[Stored items]
____
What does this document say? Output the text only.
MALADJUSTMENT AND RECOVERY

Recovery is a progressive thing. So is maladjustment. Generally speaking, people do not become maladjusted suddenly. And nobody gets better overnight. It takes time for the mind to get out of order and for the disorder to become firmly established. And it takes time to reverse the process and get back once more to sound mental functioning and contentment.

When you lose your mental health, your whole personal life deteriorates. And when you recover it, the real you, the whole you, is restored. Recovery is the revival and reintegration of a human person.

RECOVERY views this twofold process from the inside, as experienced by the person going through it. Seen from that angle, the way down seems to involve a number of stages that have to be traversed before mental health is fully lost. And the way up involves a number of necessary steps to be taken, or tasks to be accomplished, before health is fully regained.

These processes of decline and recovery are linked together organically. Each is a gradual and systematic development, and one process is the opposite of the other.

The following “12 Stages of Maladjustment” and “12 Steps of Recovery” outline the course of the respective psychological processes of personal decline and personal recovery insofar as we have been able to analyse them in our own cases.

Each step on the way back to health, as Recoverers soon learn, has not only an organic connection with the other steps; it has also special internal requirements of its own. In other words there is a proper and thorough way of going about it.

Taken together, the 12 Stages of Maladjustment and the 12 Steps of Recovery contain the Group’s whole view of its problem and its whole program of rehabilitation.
____
**Work to do:** Copy out every line from the records that has the word "other".

**Final result:**
These processes of decline and recovery are linked together organically. Each is a gradual and systematic development, and one process is the opposite of the other.
Each step on the way back to health, as Recoverers soon learn, has not only an organic connection with the other steps; it has also special internal requirements of its own. In other words there is a proper and thorough way of going about it.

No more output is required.